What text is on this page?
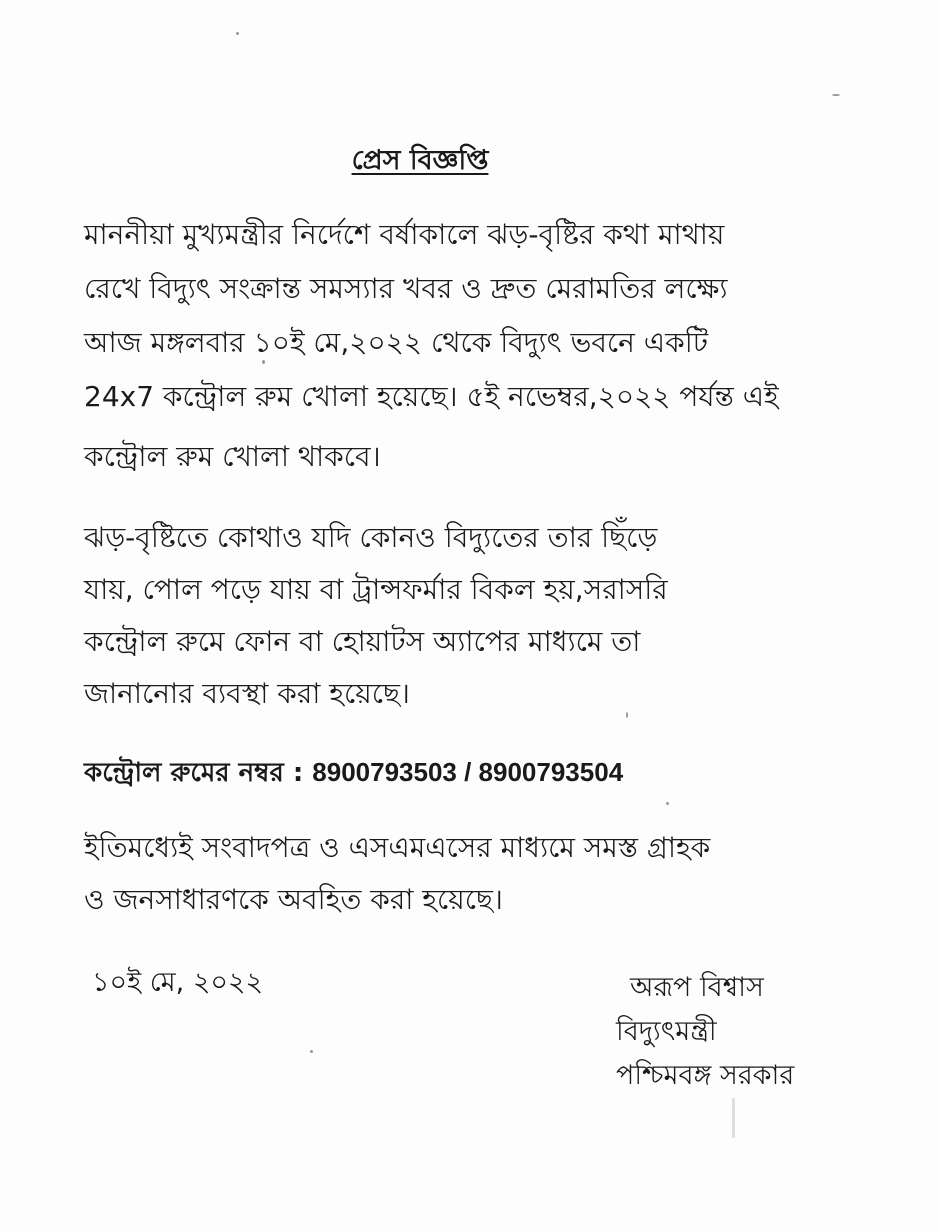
প্রেস বিজ্ঞপ্তি

মাননীয়া মুখ্যমন্ত্রীর নির্দেশে বর্ষাকালে ঝড়-বৃষ্টির কথা মাথায়
রেখে বিদ্যুৎ সংক্রান্ত সমস্যার খবর ও দ্রুত মেরামতির লক্ষ্যে
আজ মঙ্গলবার ১০ই মে,২০২২ থেকে বিদ্যুৎ ভবনে একটি
24x7 কন্ট্রোল রুম খোলা হয়েছে। ৫ই নভেম্বর,২০২২ পর্যন্ত এই
কন্ট্রোল রুম খোলা থাকবে।

ঝড়-বৃষ্টিতে কোথাও যদি কোনও বিদ্যুতের তার ছিঁড়ে
যায়, পোল পড়ে যায় বা ট্রান্সফর্মার বিকল হয়,সরাসরি
কন্ট্রোল রুমে ফোন বা হোয়াটস অ্যাপের মাধ্যমে তা
জানানোর ব্যবস্থা করা হয়েছে।

কন্ট্রোল রুমের নম্বর : 8900793503 / 8900793504

ইতিমধ্যেই সংবাদপত্র ও এসএমএসের মাধ্যমে সমস্ত গ্রাহক
ও জনসাধারণকে অবহিত করা হয়েছে।

১০ই মে, ২০২২	অরূপ বিশ্বাস
বিদ্যুৎমন্ত্রী
পশ্চিমবঙ্গ সরকার
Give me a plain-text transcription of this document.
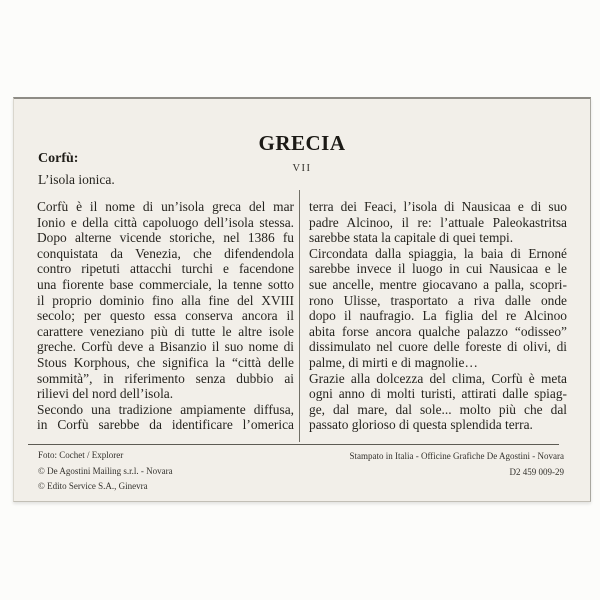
GRECIA
VII
Corfù:
L’isola ionica.
Corfù è il nome di un’isola greca del mar
Ionio e della città capoluogo dell’isola stessa.
Dopo alterne vicende storiche, nel 1386 fu
conquistata da Venezia, che difendendola
contro ripetuti attacchi turchi e facendone
una fiorente base commerciale, la tenne sotto
il proprio dominio fino alla fine del XVIII
secolo; per questo essa conserva ancora il
carattere veneziano più di tutte le altre isole
greche. Corfù deve a Bisanzio il suo nome di
Stous Korphous, che significa la “città delle
sommità”, in riferimento senza dubbio ai
rilievi del nord dell’isola.
Secondo una tradizione ampiamente diffusa,
in Corfù sarebbe da identificare l’omerica
terra dei Feaci, l’isola di Nausicaa e di suo
padre Alcinoo, il re: l’attuale Paleokastritsa
sarebbe stata la capitale di quei tempi.
Circondata dalla spiaggia, la baia di Ernoné
sarebbe invece il luogo in cui Nausicaa e le
sue ancelle, mentre giocavano a palla, scopri-
rono Ulisse, trasportato a riva dalle onde
dopo il naufragio. La figlia del re Alcinoo
abita forse ancora qualche palazzo “odisseo”
dissimulato nel cuore delle foreste di olivi, di
palme, di mirti e di magnolie…
Grazie alla dolcezza del clima, Corfù è meta
ogni anno di molti turisti, attirati dalle spiag-
ge, dal mare, dal sole... molto più che dal
passato glorioso di questa splendida terra.
Foto: Cochet / Explorer
© De Agostini Mailing s.r.l. - Novara
© Edito Service S.A., Ginevra
Stampato in Italia - Officine Grafiche De Agostini - Novara
D2 459 009-29
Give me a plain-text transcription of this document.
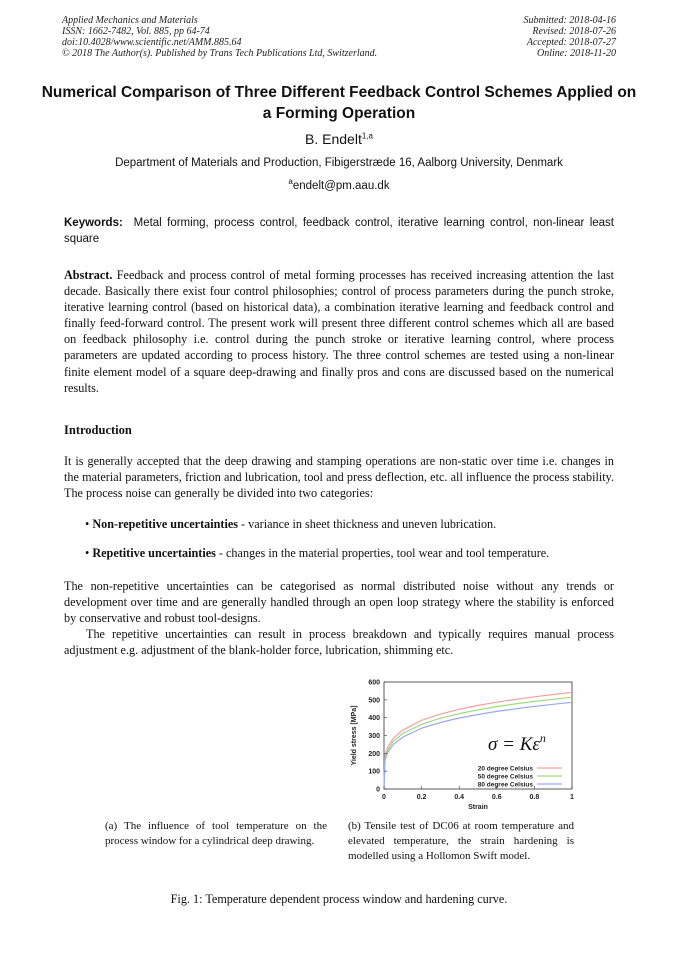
Applied Mechanics and Materials
ISSN: 1662-7482, Vol. 885, pp 64-74
doi:10.4028/www.scientific.net/AMM.885.64
© 2018 The Author(s). Published by Trans Tech Publications Ltd, Switzerland.
Submitted: 2018-04-16
Revised: 2018-07-26
Accepted: 2018-07-27
Online: 2018-11-20
Numerical Comparison of Three Different Feedback Control Schemes Applied on a Forming Operation
B. Endelt$^{1,a}$
Department of Materials and Production, Fibigerstræde 16, Aalborg University, Denmark
$^a$endelt@pm.aau.dk
Keywords: Metal forming, process control, feedback control, iterative learning control, non-linear least square
Abstract. Feedback and process control of metal forming processes has received increasing attention the last decade. Basically there exist four control philosophies; control of process parameters during the punch stroke, iterative learning control (based on historical data), a combination iterative learning and feedback control and finally feed-forward control. The present work will present three different control schemes which all are based on feedback philosophy i.e. control during the punch stroke or iterative learning control, where process parameters are updated according to process history. The three control schemes are tested using a non-linear finite element model of a square deep-drawing and finally pros and cons are discussed based on the numerical results.
Introduction
It is generally accepted that the deep drawing and stamping operations are non-static over time i.e. changes in the material parameters, friction and lubrication, tool and press deflection, etc. all influence the process stability. The process noise can generally be divided into two categories:
• Non-repetitive uncertainties - variance in sheet thickness and uneven lubrication.
• Repetitive uncertainties - changes in the material properties, tool wear and tool temperature.
The non-repetitive uncertainties can be categorised as normal distributed noise without any trends or development over time and are generally handled through an open loop strategy where the stability is enforced by conservative and robust tool-designs.
The repetitive uncertainties can result in process breakdown and typically requires manual process adjustment e.g. adjustment of the blank-holder force, lubrication, shimming etc.
0	0.2	0.4	0.6	0.8	1
0
100
200
300
400
500
600
Strain
Yield stress [MPa]	$\sigma = K\varepsilon^n$
20 degree Celsius
50 degree Celsius
80 degree Celsius
(a) The influence of tool temperature on the process window for a cylindrical deep drawing.
(b) Tensile test of DC06 at room temperature and elevated temperature, the strain hardening is modelled using a Hollomon Swift model.
Fig. 1: Temperature dependent process window and hardening curve.
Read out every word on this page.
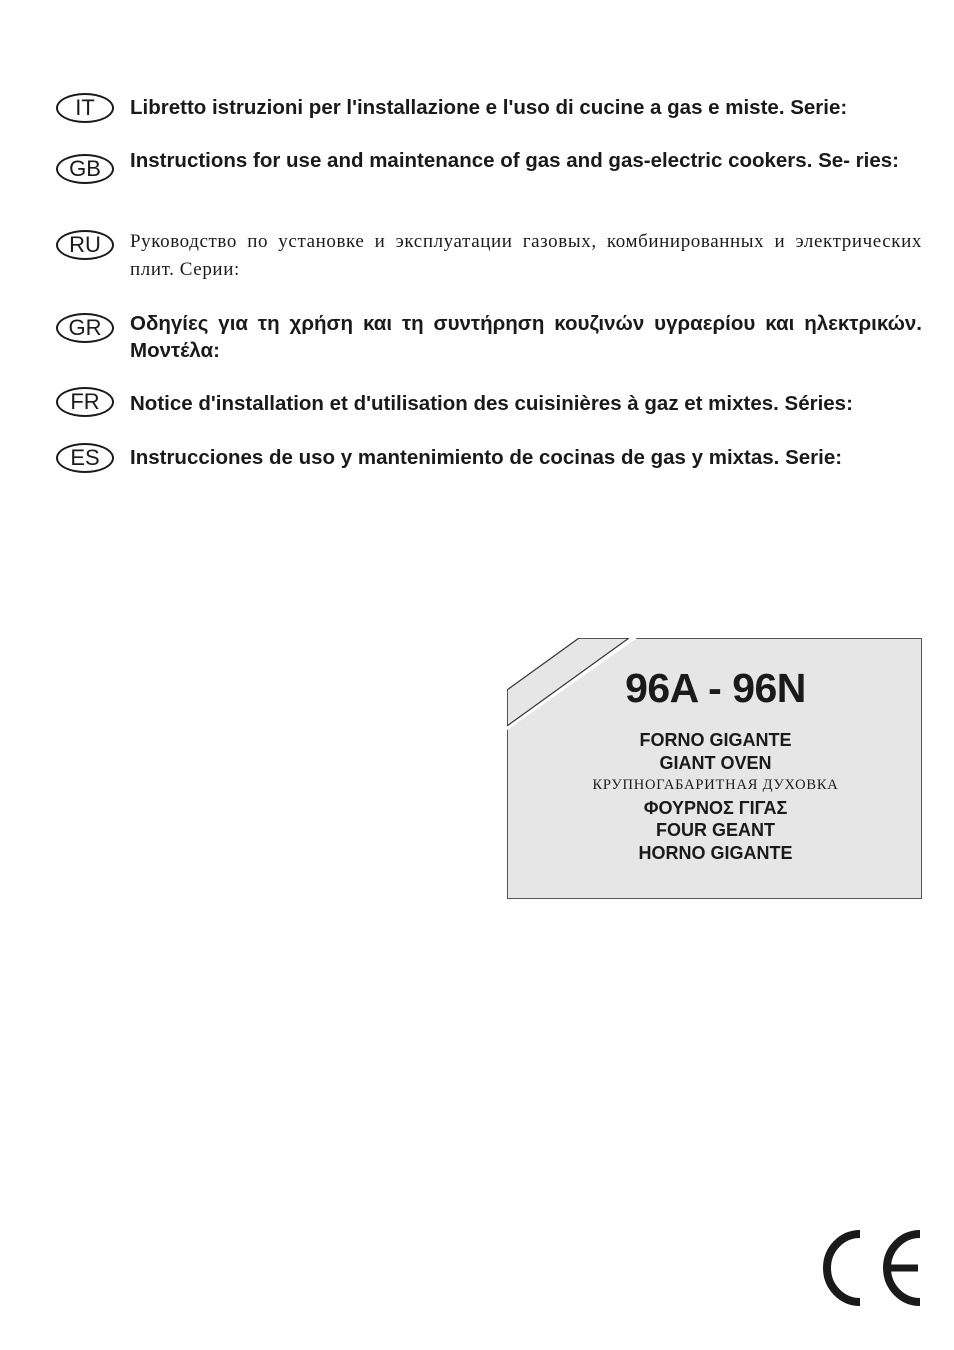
IT	Libretto istruzioni per l'installazione e l'uso di cucine a gas e miste. Serie:
GB	Instructions for use and maintenance of gas and gas-electric cookers. Se- ries:
RU	Руководство по установке и эксплуатации газовых, комбинированных и электрических плит. Серии:
GR	Οδηγίες για τη χρήση και τη συντήρηση κουζινών υγραερίου και ηλεκτρικών. Μοντέλα:
FR	Notice d'installation et d'utilisation des cuisinières à gaz et mixtes. Séries:
ES	Instrucciones de uso y mantenimiento de cocinas de gas y mixtas. Serie:
96A - 96N
FORNO GIGANTE
GIANT OVEN
КРУПНОГАБАРИТНАЯ ДУХОВКА
ΦΟΥΡΝΟΣ ΓΙΓΑΣ
FOUR GEANT
HORNO GIGANTE
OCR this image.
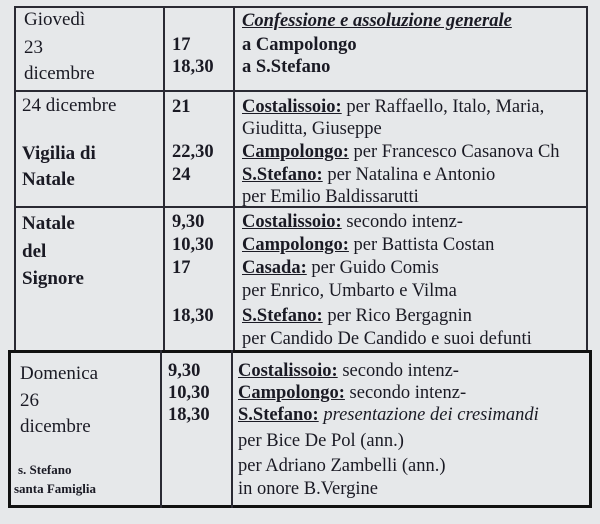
Giovedì
23
dicembre
17
18,30
Confessione e assoluzione generale
a Campolongo
a S.Stefano
24 dicembre
Vigilia di
Natale
21
22,30
24
Costalissoio: per Raffaello, Italo, Maria,
Giuditta, Giuseppe
Campolongo: per Francesco Casanova Ch
S.Stefano: per Natalina e Antonio
per Emilio Baldissarutti
Natale
del
Signore
9,30
10,30
17
18,30
Costalissoio: secondo intenz-
Campolongo: per Battista Costan
Casada: per Guido Comis
per Enrico, Umbarto e Vilma
S.Stefano: per Rico Bergagnin
per Candido De Candido e suoi defunti
Domenica
26
dicembre
s. Stefano
santa Famiglia
9,30
10,30
18,30
Costalissoio: secondo intenz-
Campolongo: secondo intenz-
S.Stefano: presentazione dei cresimandi
per Bice De Pol (ann.)
per Adriano Zambelli (ann.)
in onore B.Vergine
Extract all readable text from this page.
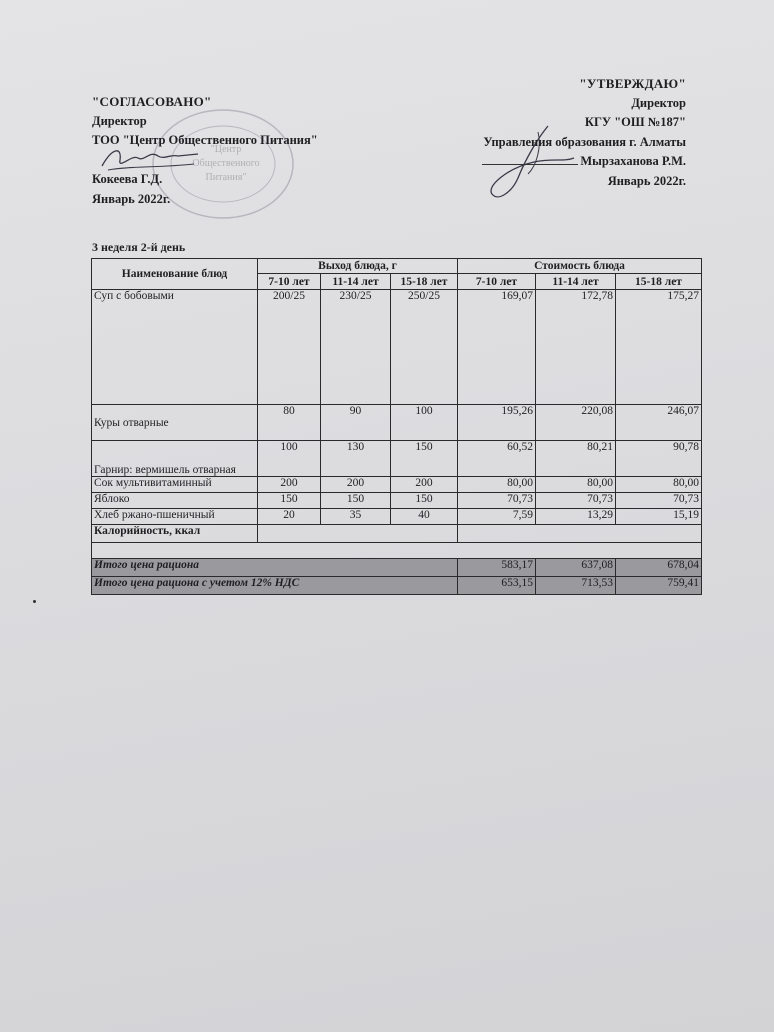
"Центр
Общественного
Питания"
"СОГЛАСОВАНО"
Директор
ТОО "Центр Общественного Питания"
Кокеева Г.Д.
Январь 2022г.
"УТВЕРЖДАЮ"
Директор
КГУ "ОШ №187"
Управления образования г. Алматы
Мырзаханова Р.М.
Январь 2022г.
3 неделя 2-й день
Наименование блюд	Выход блюда, г			Стоимость блюда		
	7-10 лет	11-14 лет	15-18 лет	7-10 лет	11-14 лет	15-18 лет
Суп с бобовыми	200/25	230/25	250/25	169,07	172,78	175,27
Куры отварные	80	90	100	195,26	220,08	246,07
Гарнир: вермишель отварная	100	130	150	60,52	80,21	90,78
Сок мультивитаминный	200	200	200	80,00	80,00	80,00
Яблоко	150	150	150	70,73	70,73	70,73
Хлеб ржано-пшеничный	20	35	40	7,59	13,29	15,19
Калорийность, ккал						

Итого цена рациона				583,17	637,08	678,04
Итого цена рациона с учетом 12% НДС				653,15	713,53	759,41
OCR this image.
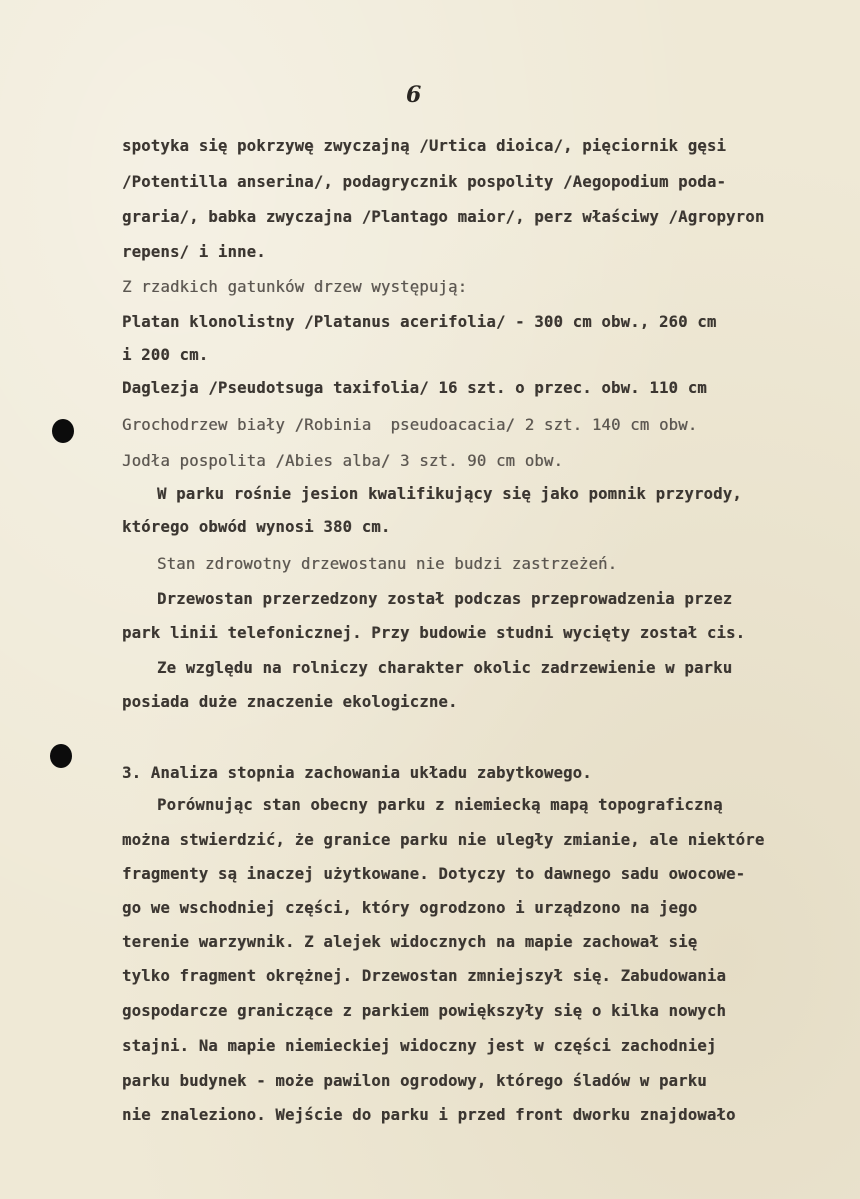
6
spotyka się pokrzywę zwyczajną /Urtica dioica/, pięciornik gęsi
/Potentilla anserina/, podagrycznik pospolity /Aegopodium poda-
graria/, babka zwyczajna /Plantago maior/, perz właściwy /Agropyron
repens/ i inne.
Z rzadkich gatunków drzew występują:
Platan klonolistny /Platanus acerifolia/ - 300 cm obw., 260 cm
i 200 cm.
Daglezja /Pseudotsuga taxifolia/ 16 szt. o przec. obw. 110 cm
Grochodrzew biały /Robinia  pseudoacacia/ 2 szt. 140 cm obw.
Jodła pospolita /Abies alba/ 3 szt. 90 cm obw.
W parku rośnie jesion kwalifikujący się jako pomnik przyrody,
którego obwód wynosi 380 cm.
Stan zdrowotny drzewostanu nie budzi zastrzeżeń.
Drzewostan przerzedzony został podczas przeprowadzenia przez
park linii telefonicznej. Przy budowie studni wycięty został cis.
Ze względu na rolniczy charakter okolic zadrzewienie w parku
posiada duże znaczenie ekologiczne.
3. Analiza stopnia zachowania układu zabytkowego.
Porównując stan obecny parku z niemiecką mapą topograficzną
można stwierdzić, że granice parku nie uległy zmianie, ale niektóre
fragmenty są inaczej użytkowane. Dotyczy to dawnego sadu owocowe-
go we wschodniej części, który ogrodzono i urządzono na jego
terenie warzywnik. Z alejek widocznych na mapie zachował się
tylko fragment okrężnej. Drzewostan zmniejszył się. Zabudowania
gospodarcze graniczące z parkiem powiększyły się o kilka nowych
stajni. Na mapie niemieckiej widoczny jest w części zachodniej
parku budynek - może pawilon ogrodowy, którego śladów w parku
nie znaleziono. Wejście do parku i przed front dworku znajdowało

· · ·

### Short task
Select every line of the material above holding the word "Serie" and copy it.

### Result of the task
IT	Libretto istruzioni per l'installazione e l'uso di cucine a gas e miste. Serie:
ES	Instrucciones de uso y mantenimiento de cocinas de gas y mixtas. Serie:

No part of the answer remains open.